* [MATERIAL FOR THE TASK]:
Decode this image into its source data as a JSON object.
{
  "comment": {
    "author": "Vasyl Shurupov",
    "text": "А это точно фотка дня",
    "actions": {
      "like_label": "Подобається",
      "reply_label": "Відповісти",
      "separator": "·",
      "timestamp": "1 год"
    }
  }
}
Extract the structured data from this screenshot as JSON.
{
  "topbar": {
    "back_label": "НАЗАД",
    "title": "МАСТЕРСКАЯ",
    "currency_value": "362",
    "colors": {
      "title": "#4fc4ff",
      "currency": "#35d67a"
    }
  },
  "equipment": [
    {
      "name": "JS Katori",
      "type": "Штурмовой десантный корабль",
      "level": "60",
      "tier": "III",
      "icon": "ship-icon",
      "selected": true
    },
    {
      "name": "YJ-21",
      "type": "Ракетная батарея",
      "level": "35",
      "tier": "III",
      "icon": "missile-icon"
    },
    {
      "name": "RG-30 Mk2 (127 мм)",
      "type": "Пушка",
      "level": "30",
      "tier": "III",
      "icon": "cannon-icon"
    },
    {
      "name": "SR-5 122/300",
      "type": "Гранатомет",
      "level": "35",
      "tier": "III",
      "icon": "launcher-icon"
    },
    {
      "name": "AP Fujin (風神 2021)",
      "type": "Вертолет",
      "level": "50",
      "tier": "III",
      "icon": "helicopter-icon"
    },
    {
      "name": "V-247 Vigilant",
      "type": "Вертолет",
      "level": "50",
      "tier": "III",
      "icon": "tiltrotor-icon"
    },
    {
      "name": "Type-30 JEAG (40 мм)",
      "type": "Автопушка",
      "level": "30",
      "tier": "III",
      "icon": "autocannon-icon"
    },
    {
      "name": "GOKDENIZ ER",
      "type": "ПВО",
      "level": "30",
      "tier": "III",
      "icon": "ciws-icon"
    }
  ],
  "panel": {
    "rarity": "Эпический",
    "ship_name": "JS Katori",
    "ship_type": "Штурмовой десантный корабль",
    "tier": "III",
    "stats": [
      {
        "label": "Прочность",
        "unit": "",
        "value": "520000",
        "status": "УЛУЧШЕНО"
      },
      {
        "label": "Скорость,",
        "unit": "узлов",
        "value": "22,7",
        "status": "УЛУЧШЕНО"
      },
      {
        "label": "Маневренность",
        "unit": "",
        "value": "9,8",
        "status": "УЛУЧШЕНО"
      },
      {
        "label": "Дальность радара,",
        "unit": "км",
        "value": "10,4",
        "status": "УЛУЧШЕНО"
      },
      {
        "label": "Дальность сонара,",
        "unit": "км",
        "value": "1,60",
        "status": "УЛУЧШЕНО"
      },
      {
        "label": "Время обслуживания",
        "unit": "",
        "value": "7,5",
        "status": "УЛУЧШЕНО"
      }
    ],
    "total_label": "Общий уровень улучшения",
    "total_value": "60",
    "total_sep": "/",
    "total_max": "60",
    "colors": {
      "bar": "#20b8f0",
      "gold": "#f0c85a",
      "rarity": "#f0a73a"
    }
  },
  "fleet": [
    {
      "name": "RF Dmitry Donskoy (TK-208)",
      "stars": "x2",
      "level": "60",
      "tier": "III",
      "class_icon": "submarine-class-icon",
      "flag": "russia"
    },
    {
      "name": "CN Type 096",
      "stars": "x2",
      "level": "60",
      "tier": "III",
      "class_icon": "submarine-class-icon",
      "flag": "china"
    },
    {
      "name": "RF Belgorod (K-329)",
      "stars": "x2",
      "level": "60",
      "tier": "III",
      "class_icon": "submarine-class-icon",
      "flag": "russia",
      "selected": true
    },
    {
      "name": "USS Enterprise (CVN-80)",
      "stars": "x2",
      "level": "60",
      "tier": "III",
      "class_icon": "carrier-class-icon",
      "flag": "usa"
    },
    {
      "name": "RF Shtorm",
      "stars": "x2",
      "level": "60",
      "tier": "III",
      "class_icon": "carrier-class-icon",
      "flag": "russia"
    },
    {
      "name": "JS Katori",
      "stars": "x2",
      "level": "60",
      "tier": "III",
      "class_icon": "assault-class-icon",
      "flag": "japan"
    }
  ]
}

* [TASK DESCRIPTION]:
Extract the complete listing verbatim.

* [SOLUTION FOR THIS EXERCISE]:
Decode this image into its source data as a JSON object.
{
  "comment": {
    "author": "Vasyl Shurupov",
    "text": "А это точно фотка дня",
    "actions": {
      "like_label": "Подобається",
      "reply_label": "Відповісти",
      "separator": "·",
      "timestamp": "1 год"
    }
  }
}
Extract the structured data from this screenshot as JSON.
{
  "topbar": {
    "back_label": "НАЗАД",
    "title": "МАСТЕРСКАЯ",
    "currency_value": "362",
    "colors": {
      "title": "#4fc4ff",
      "currency": "#35d67a"
    }
  },
  "equipment": [
    {
      "name": "JS Katori",
      "type": "Штурмовой десантный корабль",
      "level": "60",
      "tier": "III",
      "icon": "ship-icon",
      "selected": true
    },
    {
      "name": "YJ-21",
      "type": "Ракетная батарея",
      "level": "35",
      "tier": "III",
      "icon": "missile-icon"
    },
    {
      "name": "RG-30 Mk2 (127 мм)",
      "type": "Пушка",
      "level": "30",
      "tier": "III",
      "icon": "cannon-icon"
    },
    {
      "name": "SR-5 122/300",
      "type": "Гранатомет",
      "level": "35",
      "tier": "III",
      "icon": "launcher-icon"
    },
    {
      "name": "AP Fujin (風神 2021)",
      "type": "Вертолет",
      "level": "50",
      "tier": "III",
      "icon": "helicopter-icon"
    },
    {
      "name": "V-247 Vigilant",
      "type": "Вертолет",
      "level": "50",
      "tier": "III",
      "icon": "tiltrotor-icon"
    },
    {
      "name": "Type-30 JEAG (40 мм)",
      "type": "Автопушка",
      "level": "30",
      "tier": "III",
      "icon": "autocannon-icon"
    },
    {
      "name": "GOKDENIZ ER",
      "type": "ПВО",
      "level": "30",
      "tier": "III",
      "icon": "ciws-icon"
    }
  ],
  "panel": {
    "rarity": "Эпический",
    "ship_name": "JS Katori",
    "ship_type": "Штурмовой десантный корабль",
    "tier": "III",
    "stats": [
      {
        "label": "Прочность",
        "unit": "",
        "value": "520000",
        "status": "УЛУЧШЕНО"
      },
      {
        "label": "Скорость,",
        "unit": "узлов",
        "value": "22,7",
        "status": "УЛУЧШЕНО"
      },
      {
        "label": "Маневренность",
        "unit": "",
        "value": "9,8",
        "status": "УЛУЧШЕНО"
      },
      {
        "label": "Дальность радара,",
        "unit": "км",
        "value": "10,4",
        "status": "УЛУЧШЕНО"
      },
      {
        "label": "Дальность сонара,",
        "unit": "км",
        "value": "1,60",
        "status": "УЛУЧШЕНО"
      },
      {
        "label": "Время обслуживания",
        "unit": "",
        "value": "7,5",
        "status": "УЛУЧШЕНО"
      }
    ],
    "total_label": "Общий уровень улучшения",
    "total_value": "60",
    "total_sep": "/",
    "total_max": "60",
    "colors": {
      "bar": "#20b8f0",
      "gold": "#f0c85a",
      "rarity": "#f0a73a"
    }
  },
  "fleet": [
    {
      "name": "RF Dmitry Donskoy (TK-208)",
      "stars": "x2",
      "level": "60",
      "tier": "III",
      "class_icon": "submarine-class-icon",
      "flag": "russia"
    },
    {
      "name": "CN Type 096",
      "stars": "x2",
      "level": "60",
      "tier": "III",
      "class_icon": "submarine-class-icon",
      "flag": "china"
    },
    {
      "name": "RF Belgorod (K-329)",
      "stars": "x2",
      "level": "60",
      "tier": "III",
      "class_icon": "submarine-class-icon",
      "flag": "russia",
      "selected": true
    },
    {
      "name": "USS Enterprise (CVN-80)",
      "stars": "x2",
      "level": "60",
      "tier": "III",
      "class_icon": "carrier-class-icon",
      "flag": "usa"
    },
    {
      "name": "RF Shtorm",
      "stars": "x2",
      "level": "60",
      "tier": "III",
      "class_icon": "carrier-class-icon",
      "flag": "russia"
    },
    {
      "name": "JS Katori",
      "stars": "x2",
      "level": "60",
      "tier": "III",
      "class_icon": "assault-class-icon",
      "flag": "japan"
    }
  ]
}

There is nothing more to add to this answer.